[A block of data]
■ ■ ■ ■ ■
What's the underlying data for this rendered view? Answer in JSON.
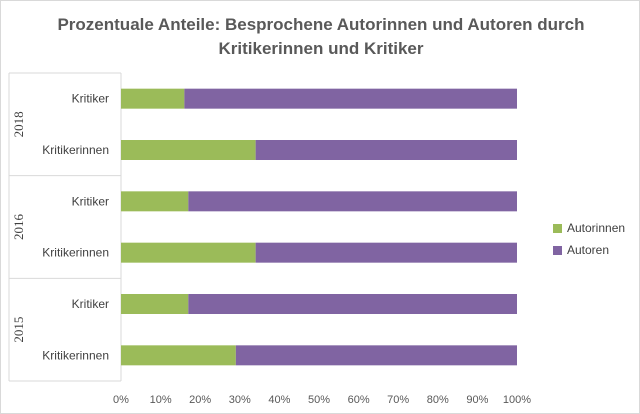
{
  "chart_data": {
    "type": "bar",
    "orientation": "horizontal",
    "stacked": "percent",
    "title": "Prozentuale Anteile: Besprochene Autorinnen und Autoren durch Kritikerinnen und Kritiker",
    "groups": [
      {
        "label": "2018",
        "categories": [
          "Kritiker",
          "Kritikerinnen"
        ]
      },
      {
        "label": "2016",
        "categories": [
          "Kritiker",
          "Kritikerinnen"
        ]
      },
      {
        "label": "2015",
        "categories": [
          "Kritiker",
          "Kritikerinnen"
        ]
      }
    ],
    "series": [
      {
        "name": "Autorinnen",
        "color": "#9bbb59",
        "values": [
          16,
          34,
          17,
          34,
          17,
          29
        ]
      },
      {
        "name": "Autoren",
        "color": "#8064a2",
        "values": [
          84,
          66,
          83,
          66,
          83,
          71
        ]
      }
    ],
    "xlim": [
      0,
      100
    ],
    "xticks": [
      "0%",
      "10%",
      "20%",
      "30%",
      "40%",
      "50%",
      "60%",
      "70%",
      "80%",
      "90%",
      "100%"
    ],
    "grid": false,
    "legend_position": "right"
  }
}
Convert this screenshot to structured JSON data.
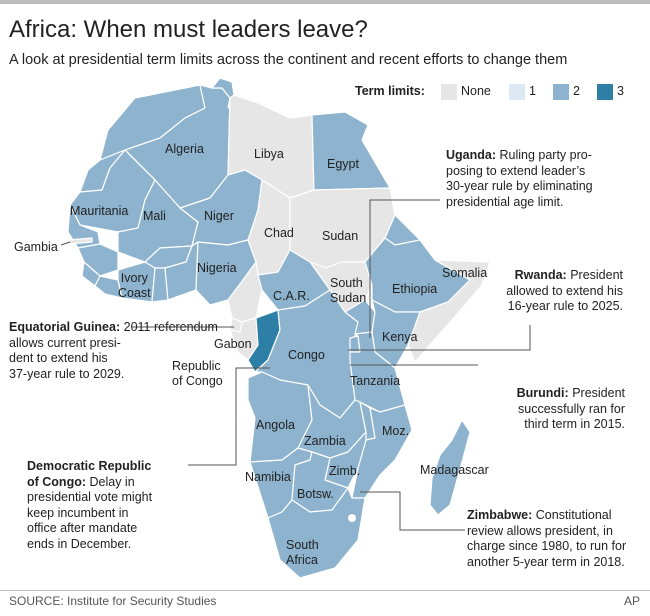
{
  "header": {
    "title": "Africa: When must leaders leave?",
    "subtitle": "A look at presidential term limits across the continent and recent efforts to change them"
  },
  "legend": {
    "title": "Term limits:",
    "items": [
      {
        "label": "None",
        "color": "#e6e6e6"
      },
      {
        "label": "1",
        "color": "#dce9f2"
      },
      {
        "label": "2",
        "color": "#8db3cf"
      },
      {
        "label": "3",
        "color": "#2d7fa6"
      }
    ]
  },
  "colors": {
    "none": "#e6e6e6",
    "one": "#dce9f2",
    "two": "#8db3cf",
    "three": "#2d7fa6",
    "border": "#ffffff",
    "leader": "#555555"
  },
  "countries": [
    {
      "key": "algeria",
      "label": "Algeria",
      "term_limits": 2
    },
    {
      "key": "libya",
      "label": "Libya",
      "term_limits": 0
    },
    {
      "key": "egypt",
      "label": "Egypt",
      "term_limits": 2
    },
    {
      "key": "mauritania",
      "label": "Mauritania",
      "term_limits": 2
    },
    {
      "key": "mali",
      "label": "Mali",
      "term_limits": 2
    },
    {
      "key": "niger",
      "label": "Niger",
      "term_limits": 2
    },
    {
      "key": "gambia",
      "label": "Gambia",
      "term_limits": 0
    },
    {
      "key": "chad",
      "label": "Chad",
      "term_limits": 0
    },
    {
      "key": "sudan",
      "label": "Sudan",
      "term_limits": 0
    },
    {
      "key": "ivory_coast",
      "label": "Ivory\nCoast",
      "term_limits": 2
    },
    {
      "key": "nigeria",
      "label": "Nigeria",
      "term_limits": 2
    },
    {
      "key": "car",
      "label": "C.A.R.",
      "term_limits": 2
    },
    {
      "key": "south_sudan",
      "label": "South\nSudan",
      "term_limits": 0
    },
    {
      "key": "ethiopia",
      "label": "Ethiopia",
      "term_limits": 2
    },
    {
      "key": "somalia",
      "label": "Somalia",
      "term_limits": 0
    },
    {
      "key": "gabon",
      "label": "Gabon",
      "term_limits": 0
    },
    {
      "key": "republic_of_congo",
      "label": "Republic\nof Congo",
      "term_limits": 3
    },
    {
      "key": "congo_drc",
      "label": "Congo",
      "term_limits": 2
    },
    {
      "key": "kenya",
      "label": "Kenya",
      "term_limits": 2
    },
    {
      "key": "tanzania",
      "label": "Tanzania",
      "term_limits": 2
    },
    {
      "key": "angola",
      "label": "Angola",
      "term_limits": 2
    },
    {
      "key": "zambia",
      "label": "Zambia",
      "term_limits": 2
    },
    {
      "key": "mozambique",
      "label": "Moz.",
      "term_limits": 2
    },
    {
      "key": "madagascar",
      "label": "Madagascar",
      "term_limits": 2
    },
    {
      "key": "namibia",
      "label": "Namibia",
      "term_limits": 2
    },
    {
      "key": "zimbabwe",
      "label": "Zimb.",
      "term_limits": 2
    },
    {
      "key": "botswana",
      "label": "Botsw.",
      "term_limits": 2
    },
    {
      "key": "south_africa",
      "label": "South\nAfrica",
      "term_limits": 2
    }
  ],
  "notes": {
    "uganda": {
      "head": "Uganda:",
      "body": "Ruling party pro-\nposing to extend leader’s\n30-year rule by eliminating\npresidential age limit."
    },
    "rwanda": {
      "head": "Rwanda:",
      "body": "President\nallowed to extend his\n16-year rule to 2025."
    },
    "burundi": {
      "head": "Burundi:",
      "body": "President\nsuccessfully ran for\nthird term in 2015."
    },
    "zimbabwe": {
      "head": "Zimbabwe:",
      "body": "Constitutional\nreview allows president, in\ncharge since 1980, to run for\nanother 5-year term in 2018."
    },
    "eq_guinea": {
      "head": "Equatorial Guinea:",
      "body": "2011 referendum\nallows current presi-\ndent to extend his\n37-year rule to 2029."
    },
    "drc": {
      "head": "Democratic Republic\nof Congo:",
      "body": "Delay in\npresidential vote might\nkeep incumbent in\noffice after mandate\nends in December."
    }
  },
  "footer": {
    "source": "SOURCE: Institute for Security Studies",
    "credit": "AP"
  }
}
■ ■ ■ ■ ■
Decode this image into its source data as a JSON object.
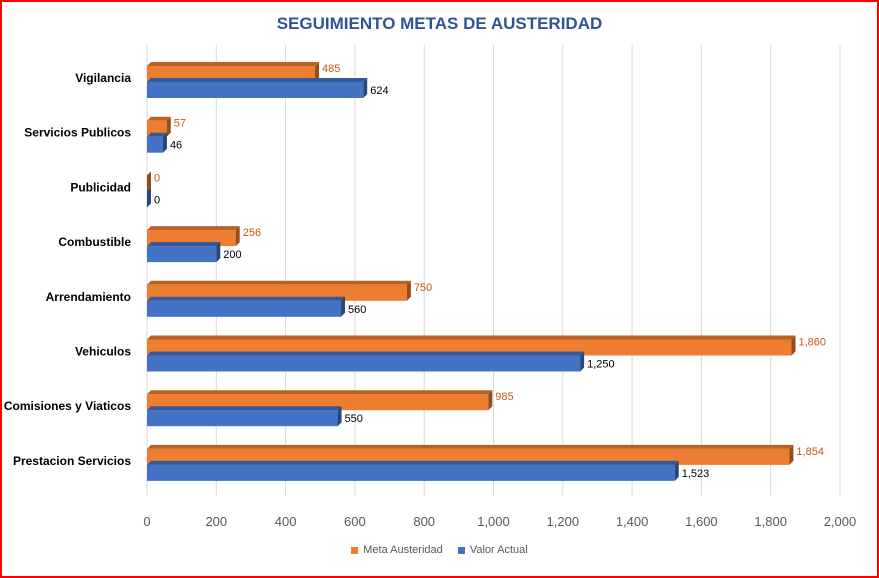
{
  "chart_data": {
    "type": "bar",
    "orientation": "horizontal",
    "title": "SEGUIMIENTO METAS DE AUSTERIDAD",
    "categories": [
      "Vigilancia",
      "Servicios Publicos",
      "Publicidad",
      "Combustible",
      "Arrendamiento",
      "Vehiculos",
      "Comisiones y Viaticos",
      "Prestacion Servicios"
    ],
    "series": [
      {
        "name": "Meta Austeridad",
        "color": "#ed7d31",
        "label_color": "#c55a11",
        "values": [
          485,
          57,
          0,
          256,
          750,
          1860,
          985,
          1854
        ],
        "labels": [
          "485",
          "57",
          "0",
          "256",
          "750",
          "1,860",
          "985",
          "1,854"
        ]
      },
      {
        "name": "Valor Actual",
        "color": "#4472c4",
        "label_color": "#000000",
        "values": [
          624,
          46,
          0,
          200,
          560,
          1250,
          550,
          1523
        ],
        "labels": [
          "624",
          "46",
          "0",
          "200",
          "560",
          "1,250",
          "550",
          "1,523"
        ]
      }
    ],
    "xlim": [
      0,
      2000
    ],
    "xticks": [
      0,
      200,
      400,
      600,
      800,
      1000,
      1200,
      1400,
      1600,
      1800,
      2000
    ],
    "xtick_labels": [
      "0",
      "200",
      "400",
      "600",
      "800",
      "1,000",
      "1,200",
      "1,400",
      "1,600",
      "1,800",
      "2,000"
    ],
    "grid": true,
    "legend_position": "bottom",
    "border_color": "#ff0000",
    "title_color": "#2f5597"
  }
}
■ ■ ■ ■ ■
### Requirement
State the count of lines in the data holding the word "Autorinnen", adding nothing to it.

### Solution for this problem
2